— start AVAILABLE DATA —

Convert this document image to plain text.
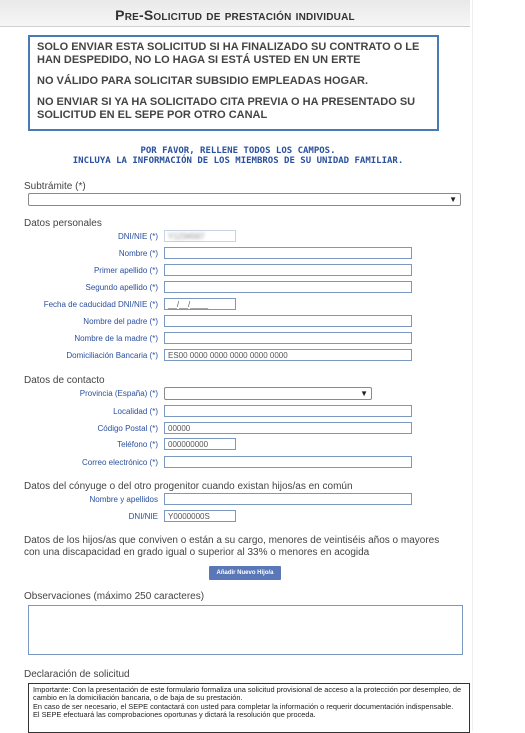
Pre-Solicitud de prestación individual

SOLO ENVIAR ESTA SOLICITUD SI HA FINALIZADO SU CONTRATO O LE HAN DESPEDIDO, NO LO HAGA SI ESTÁ USTED EN UN ERTE

NO VÁLIDO PARA SOLICITAR SUBSIDIO EMPLEADAS HOGAR.

NO ENVIAR SI YA HA SOLICITADO CITA PREVIA O HA PRESENTADO SU SOLICITUD EN EL SEPE POR OTRO CANAL

POR FAVOR, RELLENE TODOS LOS CAMPOS.
INCLUYA LA INFORMACIÓN DE LOS MIEMBROS DE SU UNIDAD FAMILIAR.
Subtrámite (*)
▼
Datos personales
DNI/NIE (*)	Y1234567
Nombre (*)
Primer apellido (*)
Segundo apellido (*)
Fecha de caducidad DNI/NIE (*)	__/__/____
Nombre del padre (*)
Nombre de la madre (*)
Domiciliación Bancaria (*)	ES00 0000 0000 0000 0000 0000
Datos de contacto
Provincia (España) (*)	▼
Localidad (*)
Código Postal (*)	00000
Teléfono (*)	000000000
Correo electrónico (*)
Datos del cónyuge o del otro progenitor cuando existan hijos/as en común
Nombre y apellidos
DNI/NIE	Y0000000S
Datos de los hijos/as que conviven o están a su cargo, menores de veintiséis años o mayores
con una discapacidad en grado igual o superior al 33% o menores en acogida
Añadir Nuevo Hijo/a
Observaciones (máximo 250 caracteres)
Declaración de solicitud

Importante: Con la presentación de este formulario formaliza una solicitud provisional de acceso a la protección por desempleo, de cambio en la domiciliación bancaria, o de baja de su prestación.

En caso de ser necesario, el SEPE contactará con usted para completar la información o requerir documentación indispensable.

El SEPE efectuará las comprobaciones oportunas y dictará la resolución que proceda.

— end AVAILABLE DATA —

Reproduce all entries exactly. Pictures do not belong in the copy.

Convert this document image to plain text.
Pre-Solicitud de prestación individual

SOLO ENVIAR ESTA SOLICITUD SI HA FINALIZADO SU CONTRATO O LE HAN DESPEDIDO, NO LO HAGA SI ESTÁ USTED EN UN ERTE

NO VÁLIDO PARA SOLICITAR SUBSIDIO EMPLEADAS HOGAR.

NO ENVIAR SI YA HA SOLICITADO CITA PREVIA O HA PRESENTADO SU SOLICITUD EN EL SEPE POR OTRO CANAL

POR FAVOR, RELLENE TODOS LOS CAMPOS.
INCLUYA LA INFORMACIÓN DE LOS MIEMBROS DE SU UNIDAD FAMILIAR.
Subtrámite (*)
▼
Datos personales
DNI/NIE (*)	Y1234567
Nombre (*)
Primer apellido (*)
Segundo apellido (*)
Fecha de caducidad DNI/NIE (*)	__/__/____
Nombre del padre (*)
Nombre de la madre (*)
Domiciliación Bancaria (*)	ES00 0000 0000 0000 0000 0000
Datos de contacto
Provincia (España) (*)	▼
Localidad (*)
Código Postal (*)	00000
Teléfono (*)	000000000
Correo electrónico (*)
Datos del cónyuge o del otro progenitor cuando existan hijos/as en común
Nombre y apellidos
DNI/NIE	Y0000000S
Datos de los hijos/as que conviven o están a su cargo, menores de veintiséis años o mayores
con una discapacidad en grado igual o superior al 33% o menores en acogida
Añadir Nuevo Hijo/a
Observaciones (máximo 250 caracteres)
Declaración de solicitud

Importante: Con la presentación de este formulario formaliza una solicitud provisional de acceso a la protección por desempleo, de cambio en la domiciliación bancaria, o de baja de su prestación.

En caso de ser necesario, el SEPE contactará con usted para completar la información o requerir documentación indispensable.

El SEPE efectuará las comprobaciones oportunas y dictará la resolución que proceda.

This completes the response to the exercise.